-- Vorliegender Text --
1 Jahr Adical

Heute Abend hatte ich etwas Zeit und ging einen kleinen Umweg in die Flussauen, während die Sonne hinter den Wolkenbänken verschwand. Ich mag diese Gegend, ihre skurrilen Formen und reduzierten Farben im Spätwinter. Ich mag es auch, wenn andere sich um Kopf und Kragen reden, weil sie in gewissen Kreisen everybodies Darling sein wollen, und wie Franz Josef Strauss einmal so treffend bemerkte, Everybodies darling is everybodies Depp. So geschehen auch mit dem Blogvermarkter Adical, der mit dem Schlachtruf "ich mach Euch alle reich" (Sascha Lobo) vielen vieles versprochen und erzählt hat, der in zwei Tagen Geburtstag feiert, soweit da was zu feiern ist, nachdem Anspruch und Wirklichkeit etwas auseinanderklafften, wie man in den Verlautbarungen nachvollziehen kann:



meine Hoffnung, und so ist es geplant, ist, dass sich Sascha um die Kunden kümmert und eben nicht mehr wir, das hat uns in letzter Zeit viel zu sehr von dem abgelenkt, was wir tun wollen: Schreiben, Podcasten, etc. - Sascha kommt vom Marketing, spricht die Sprache und kann das alles viel besser als wir. Wir wollten das schon so lange machen, aber genau dieser Posten war immer unbesetzt. Jetzt nicht mehr. (Spreeblick am 28.2.2007)



Wer Werbung in Medien grundsätzlich und immer und sowieso verdammt, kann das gerne tun, sollte aber nochmal nachdenken, vielleicht während eines Praktikums bei der Nordkoreanischen Staatszeitung. (Lobo im Adical-Blog, 10. April 2007)

-- Aufgabe 1 --
Fasse den Beitrag über ein Jahr Adical in zwei Sätzen zusammen.
-- Aufgabe 2 --
Schreibe den Beitrag über ein Jahr Adical im Anschluss an das zuletzt zitierte Lobo-Zitat weiter.

Gespeicherte Dateneinträge
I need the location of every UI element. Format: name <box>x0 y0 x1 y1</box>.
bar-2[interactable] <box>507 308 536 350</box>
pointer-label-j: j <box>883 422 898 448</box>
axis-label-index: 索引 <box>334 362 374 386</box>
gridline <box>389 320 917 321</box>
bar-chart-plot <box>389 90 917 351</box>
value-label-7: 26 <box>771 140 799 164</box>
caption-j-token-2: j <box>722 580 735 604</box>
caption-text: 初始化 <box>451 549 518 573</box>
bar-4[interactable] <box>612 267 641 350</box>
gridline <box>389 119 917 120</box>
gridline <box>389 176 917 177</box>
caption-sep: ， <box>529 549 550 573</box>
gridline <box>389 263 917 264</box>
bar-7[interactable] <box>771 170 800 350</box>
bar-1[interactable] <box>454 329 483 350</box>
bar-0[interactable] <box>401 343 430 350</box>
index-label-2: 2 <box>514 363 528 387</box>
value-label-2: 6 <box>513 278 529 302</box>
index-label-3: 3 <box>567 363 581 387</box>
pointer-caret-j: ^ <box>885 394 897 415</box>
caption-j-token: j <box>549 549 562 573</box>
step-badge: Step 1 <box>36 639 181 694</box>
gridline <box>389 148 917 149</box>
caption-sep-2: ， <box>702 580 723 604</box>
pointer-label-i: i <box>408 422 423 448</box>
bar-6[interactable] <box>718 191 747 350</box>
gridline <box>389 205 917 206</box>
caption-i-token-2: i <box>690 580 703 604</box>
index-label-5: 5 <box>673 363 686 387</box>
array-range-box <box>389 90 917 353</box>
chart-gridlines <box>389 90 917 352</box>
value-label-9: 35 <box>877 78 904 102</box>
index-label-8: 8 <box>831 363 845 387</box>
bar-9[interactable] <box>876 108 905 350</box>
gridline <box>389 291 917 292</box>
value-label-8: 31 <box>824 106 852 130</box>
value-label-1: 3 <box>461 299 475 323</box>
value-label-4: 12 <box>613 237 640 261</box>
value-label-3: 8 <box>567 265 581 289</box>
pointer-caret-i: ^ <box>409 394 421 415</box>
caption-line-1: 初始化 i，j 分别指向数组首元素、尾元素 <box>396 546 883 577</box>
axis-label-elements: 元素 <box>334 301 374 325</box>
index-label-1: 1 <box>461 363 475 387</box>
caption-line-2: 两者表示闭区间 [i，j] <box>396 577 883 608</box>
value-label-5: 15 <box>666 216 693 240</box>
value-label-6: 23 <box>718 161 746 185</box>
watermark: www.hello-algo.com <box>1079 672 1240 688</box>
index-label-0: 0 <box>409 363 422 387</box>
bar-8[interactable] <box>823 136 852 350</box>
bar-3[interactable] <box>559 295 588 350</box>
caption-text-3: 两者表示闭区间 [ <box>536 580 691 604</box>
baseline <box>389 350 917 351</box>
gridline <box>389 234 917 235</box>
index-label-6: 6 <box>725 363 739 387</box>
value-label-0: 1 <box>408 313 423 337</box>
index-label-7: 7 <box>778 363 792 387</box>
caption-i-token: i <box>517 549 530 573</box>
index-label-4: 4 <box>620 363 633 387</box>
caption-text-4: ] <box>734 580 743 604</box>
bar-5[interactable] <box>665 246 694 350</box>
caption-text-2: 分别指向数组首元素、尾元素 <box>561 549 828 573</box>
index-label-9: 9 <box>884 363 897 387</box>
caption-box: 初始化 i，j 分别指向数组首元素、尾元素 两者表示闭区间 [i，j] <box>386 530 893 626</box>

==

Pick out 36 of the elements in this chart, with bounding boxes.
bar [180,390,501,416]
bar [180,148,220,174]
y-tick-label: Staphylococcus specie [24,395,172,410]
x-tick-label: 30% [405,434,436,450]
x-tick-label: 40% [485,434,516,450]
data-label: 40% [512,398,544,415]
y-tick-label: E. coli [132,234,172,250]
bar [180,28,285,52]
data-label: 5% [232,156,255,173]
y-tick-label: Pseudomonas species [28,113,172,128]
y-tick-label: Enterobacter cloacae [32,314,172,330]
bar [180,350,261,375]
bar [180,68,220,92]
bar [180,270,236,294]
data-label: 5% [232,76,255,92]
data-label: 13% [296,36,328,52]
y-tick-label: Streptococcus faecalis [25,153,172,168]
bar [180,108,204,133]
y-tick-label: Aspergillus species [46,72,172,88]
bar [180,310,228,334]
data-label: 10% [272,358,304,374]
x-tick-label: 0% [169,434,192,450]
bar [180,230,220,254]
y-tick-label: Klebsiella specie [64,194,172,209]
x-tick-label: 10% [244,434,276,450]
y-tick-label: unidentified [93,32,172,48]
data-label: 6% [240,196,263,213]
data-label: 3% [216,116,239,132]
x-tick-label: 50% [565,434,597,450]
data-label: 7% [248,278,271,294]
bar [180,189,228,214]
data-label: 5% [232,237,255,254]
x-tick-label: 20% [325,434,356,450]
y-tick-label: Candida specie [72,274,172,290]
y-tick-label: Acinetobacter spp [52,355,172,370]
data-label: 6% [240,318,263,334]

---

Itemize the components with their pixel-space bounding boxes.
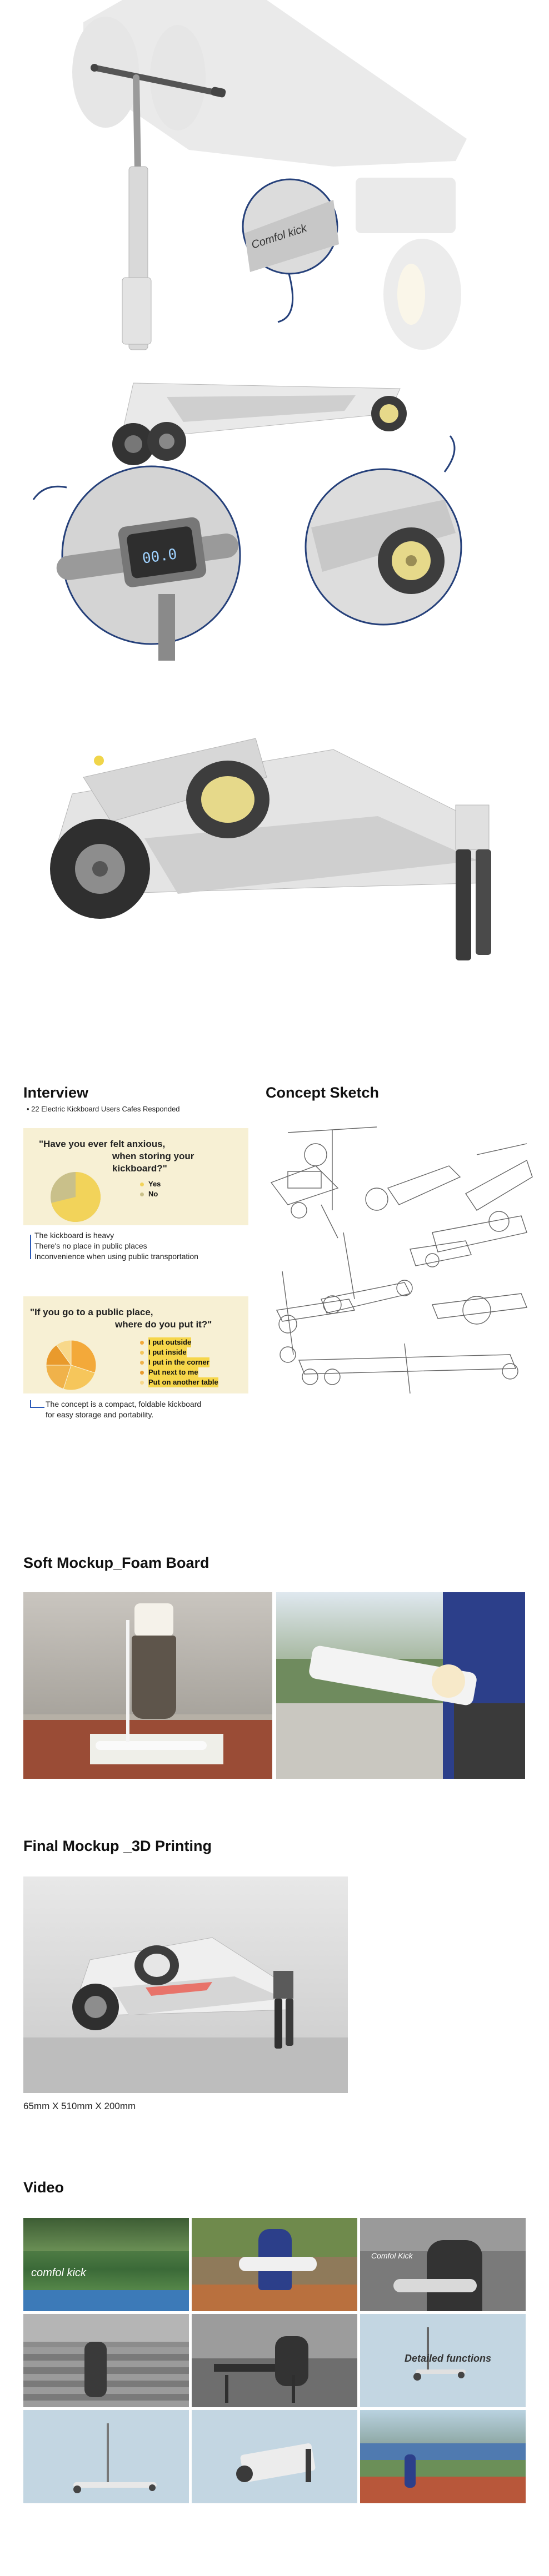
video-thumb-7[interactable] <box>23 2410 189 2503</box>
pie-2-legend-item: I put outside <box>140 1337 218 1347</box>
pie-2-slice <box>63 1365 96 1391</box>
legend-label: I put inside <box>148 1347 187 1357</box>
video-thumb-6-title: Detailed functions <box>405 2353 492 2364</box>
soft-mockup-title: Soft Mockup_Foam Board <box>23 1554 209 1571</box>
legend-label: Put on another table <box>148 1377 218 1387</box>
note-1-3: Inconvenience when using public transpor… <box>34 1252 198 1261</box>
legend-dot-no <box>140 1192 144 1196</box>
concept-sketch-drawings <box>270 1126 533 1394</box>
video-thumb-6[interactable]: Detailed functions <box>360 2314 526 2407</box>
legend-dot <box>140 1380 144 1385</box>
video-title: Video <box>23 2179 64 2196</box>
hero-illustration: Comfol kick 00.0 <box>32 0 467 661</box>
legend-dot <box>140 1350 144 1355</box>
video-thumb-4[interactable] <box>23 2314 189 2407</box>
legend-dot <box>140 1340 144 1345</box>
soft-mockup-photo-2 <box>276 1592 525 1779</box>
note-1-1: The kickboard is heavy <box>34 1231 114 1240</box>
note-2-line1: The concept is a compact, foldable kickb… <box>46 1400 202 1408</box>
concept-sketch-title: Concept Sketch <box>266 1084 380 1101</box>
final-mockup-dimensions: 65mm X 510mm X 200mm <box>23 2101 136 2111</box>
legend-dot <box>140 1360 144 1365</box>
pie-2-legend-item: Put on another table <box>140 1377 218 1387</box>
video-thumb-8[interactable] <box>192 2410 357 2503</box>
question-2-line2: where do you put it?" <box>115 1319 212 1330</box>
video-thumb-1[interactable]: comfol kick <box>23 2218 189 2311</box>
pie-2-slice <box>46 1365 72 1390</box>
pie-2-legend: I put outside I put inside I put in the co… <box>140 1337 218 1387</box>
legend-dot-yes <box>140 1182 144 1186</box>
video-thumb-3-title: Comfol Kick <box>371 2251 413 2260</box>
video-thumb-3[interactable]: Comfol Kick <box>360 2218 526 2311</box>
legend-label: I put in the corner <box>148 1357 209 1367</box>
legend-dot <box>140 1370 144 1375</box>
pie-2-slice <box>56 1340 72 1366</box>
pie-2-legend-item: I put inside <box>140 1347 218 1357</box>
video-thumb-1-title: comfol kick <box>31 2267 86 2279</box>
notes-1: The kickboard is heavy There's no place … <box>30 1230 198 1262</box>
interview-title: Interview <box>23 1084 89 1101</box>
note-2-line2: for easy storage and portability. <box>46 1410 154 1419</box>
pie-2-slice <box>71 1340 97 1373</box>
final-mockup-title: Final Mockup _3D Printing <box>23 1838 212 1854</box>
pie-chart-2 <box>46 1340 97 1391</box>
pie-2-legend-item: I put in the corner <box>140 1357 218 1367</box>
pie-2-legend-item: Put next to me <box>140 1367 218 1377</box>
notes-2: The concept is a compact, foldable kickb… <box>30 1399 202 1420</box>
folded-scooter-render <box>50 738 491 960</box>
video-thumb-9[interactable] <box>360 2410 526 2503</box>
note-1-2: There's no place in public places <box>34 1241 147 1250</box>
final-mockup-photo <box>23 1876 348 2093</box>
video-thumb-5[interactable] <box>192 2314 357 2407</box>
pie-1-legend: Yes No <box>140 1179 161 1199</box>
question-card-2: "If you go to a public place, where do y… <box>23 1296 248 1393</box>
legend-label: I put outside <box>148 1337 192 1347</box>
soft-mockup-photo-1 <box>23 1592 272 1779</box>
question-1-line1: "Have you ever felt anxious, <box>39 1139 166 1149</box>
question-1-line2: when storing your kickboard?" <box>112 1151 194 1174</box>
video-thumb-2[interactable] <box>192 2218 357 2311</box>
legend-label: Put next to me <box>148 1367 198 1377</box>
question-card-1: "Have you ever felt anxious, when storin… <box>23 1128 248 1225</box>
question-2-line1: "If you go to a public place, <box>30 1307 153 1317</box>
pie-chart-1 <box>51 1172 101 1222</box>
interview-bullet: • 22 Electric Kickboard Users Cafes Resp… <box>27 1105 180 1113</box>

-- Antwort 1 --
Der Beitrag schildert einen abendlichen Umweg durch die Flussauen im Spätwinter und wendet sich dann dem Blogvermarkter Adical zu, der in zwei Tagen Geburtstag feiert und vielen vieles versprochen hat, obwohl Anspruch und Wirklichkeit etwas auseinanderklafften. Als Beleg folgen zwei Verlautbarungen: eine von Spreeblick vom 28.2.2007, wonach sich künftig Sascha um die Kunden kümmern soll, und eine von Lobo vom 10. April 2007, wonach jeder, der Werbung in Medien grundsätzlich verdammt, nochmal nachdenken sollte.

-- Antwort 2 --
Dass eine Professionalisierung der deutschen Blogosphäre ins Haus steht, kann niemand ernsthaft bezweifeln. (Ebenda)



Mit Blogs erreicht man einfach eine sehr interessante Zielgruppe", sagt Sascha Lobo. Das klingt wie reine Werbung für sein Unternehmen - und darüber muss er selbst lachen. Aber: "Das sage nicht nur ich, sondern auch die einschlägigen Studien." (Die Zeit, Zünder, Ausgabe 15 April 2007)



"Das ist das Problem jeder Subkultur, wenn sie in einem Bereich der Gesellschaft ankommt, der mit Kommerzialisierung und Professionalisierung zu tun hat. Das ist wie bei Punkmusik und Skateboardfahren." Die Rebellion gegen Adical ist nach seiner Ansicht eine Art Wachstumsschmerz der Blogosphäre: "Eine Subkultur auf dem Weg zur Kultur bäumt sich auf." (Lobo zu Spiegel Online, 14. Mai 2007)



Lobo etwa trifft sich zwei, drei Mal die Woche mit den anderen Gründern der Firma Adical, die auf Jahresumsätze im sechsstelligen Bereich kommt. (Berliner Zeitung Anfang September 2007)



Dann wurde es etwas stiller um Adical, zumal es im Sommer und Winter gut 5 Monate Werbepause gab. Aber fast pünktlich zum Einjährigen hat die Zeit Lobo nochmal in einem etwas anderen Kontext gebracht:

Jetzt arbeitet er am nächsten Buch und hat gerade genug zum Leben. (Die Zeit, Februar 2008)

Weiter so, Adical. Immer den Mund schön voll machen, keine Gelegenheit auslassen, was bedeutet euch das Geschwätz von gestern. Versendet sich alles, mehr oder weniger. Und wenn alle Stricke reissen, kann man sich auch um ein Praktikum bewerben, vielleicht bei den Imagebroschüren Berliner Lobbyistenvereine.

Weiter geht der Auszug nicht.